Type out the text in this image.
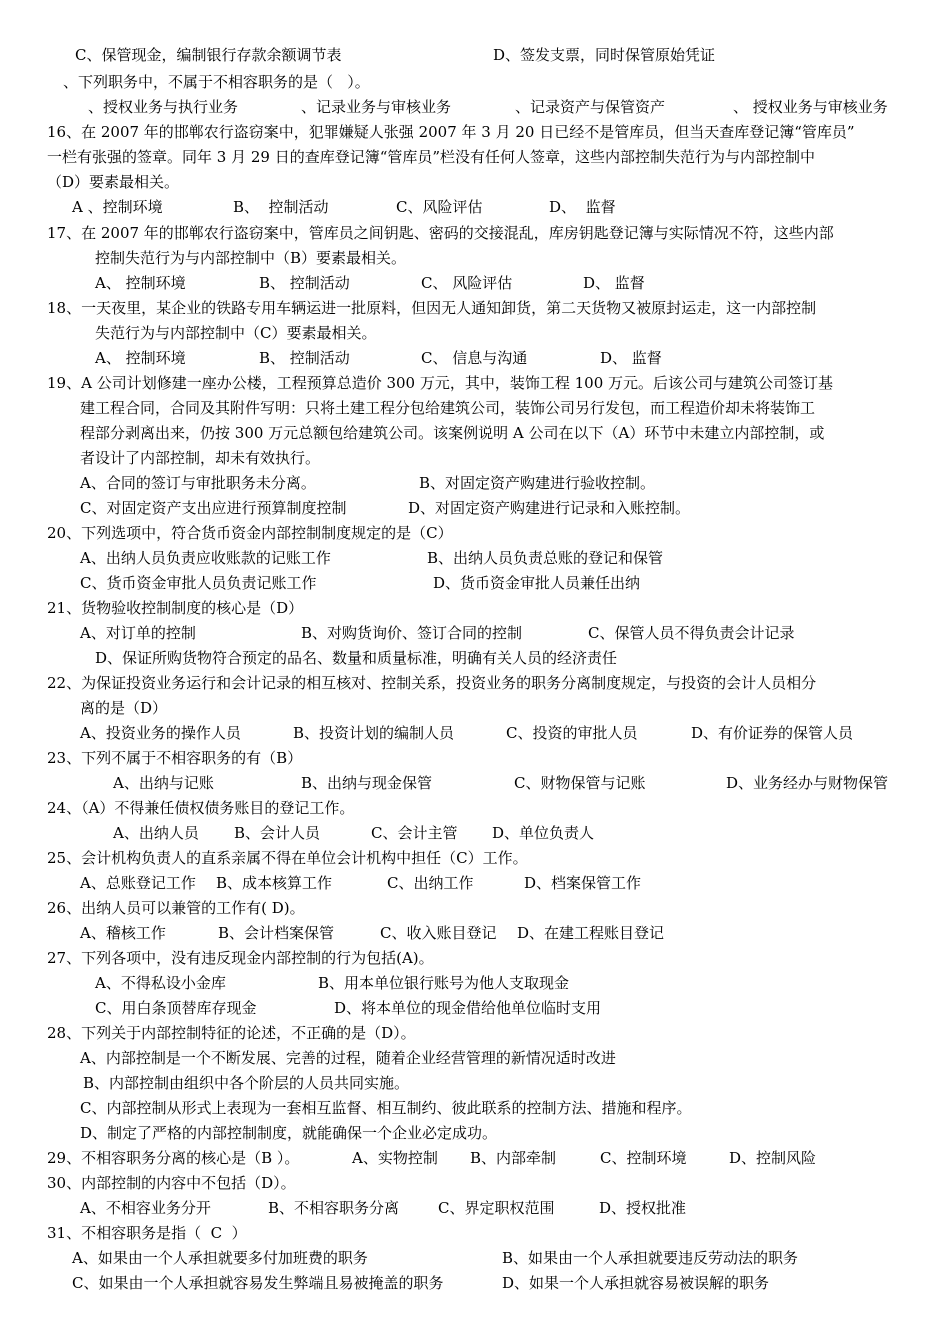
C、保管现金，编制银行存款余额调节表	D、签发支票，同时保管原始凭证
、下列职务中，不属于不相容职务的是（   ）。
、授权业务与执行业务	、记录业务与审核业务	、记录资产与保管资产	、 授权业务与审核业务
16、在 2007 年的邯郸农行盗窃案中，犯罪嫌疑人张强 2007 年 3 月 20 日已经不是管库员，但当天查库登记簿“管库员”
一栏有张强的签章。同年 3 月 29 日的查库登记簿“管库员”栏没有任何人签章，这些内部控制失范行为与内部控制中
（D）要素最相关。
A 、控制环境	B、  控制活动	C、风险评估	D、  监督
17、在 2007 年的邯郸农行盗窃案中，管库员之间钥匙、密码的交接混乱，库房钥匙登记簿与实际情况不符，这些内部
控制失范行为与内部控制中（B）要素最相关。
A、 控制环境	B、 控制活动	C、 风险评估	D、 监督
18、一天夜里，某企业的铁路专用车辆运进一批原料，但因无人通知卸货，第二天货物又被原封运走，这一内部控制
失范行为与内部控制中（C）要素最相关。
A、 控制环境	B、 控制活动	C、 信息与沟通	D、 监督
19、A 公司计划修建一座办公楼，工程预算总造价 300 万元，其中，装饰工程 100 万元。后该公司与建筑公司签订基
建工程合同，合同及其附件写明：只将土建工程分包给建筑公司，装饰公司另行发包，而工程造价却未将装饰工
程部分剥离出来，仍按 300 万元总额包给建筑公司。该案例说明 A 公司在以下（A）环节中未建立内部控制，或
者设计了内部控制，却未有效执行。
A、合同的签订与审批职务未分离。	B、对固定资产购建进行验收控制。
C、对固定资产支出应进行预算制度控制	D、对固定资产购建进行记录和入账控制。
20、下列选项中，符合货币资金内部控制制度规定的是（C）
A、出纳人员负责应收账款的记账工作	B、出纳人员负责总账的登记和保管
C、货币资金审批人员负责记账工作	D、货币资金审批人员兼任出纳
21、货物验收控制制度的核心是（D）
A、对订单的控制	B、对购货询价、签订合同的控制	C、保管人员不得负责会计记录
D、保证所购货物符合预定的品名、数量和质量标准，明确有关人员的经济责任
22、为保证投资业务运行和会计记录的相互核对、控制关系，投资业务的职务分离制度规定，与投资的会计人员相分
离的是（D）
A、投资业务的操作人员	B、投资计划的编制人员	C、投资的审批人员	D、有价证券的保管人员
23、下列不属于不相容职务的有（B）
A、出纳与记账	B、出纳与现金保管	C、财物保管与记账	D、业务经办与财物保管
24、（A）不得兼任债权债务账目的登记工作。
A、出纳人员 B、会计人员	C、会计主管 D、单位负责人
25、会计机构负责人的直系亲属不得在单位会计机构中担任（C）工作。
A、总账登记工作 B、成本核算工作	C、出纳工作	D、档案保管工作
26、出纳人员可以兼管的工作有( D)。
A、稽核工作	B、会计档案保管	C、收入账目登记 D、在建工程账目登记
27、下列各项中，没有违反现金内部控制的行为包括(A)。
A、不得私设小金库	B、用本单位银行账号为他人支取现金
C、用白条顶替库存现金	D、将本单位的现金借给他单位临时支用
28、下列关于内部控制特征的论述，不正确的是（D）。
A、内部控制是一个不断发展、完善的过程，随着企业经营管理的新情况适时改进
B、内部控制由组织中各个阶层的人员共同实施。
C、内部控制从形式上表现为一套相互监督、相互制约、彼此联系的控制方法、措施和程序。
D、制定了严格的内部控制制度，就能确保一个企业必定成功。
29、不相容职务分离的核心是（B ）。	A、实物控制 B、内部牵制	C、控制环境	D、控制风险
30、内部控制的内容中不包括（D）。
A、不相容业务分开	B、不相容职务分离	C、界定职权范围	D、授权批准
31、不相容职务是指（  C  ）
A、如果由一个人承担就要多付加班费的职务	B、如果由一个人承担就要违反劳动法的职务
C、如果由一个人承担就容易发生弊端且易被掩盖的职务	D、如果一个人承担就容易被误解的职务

STATED TASK => Locate the string "控制活动" in the listing above and copy every line where it occurs.

WRITTEN RESPONSE =>
A 、控制环境	B、  控制活动	C、风险评估	D、  监督
A、 控制环境	B、 控制活动	C、 风险评估	D、 监督
A、 控制环境	B、 控制活动	C、 信息与沟通	D、 监督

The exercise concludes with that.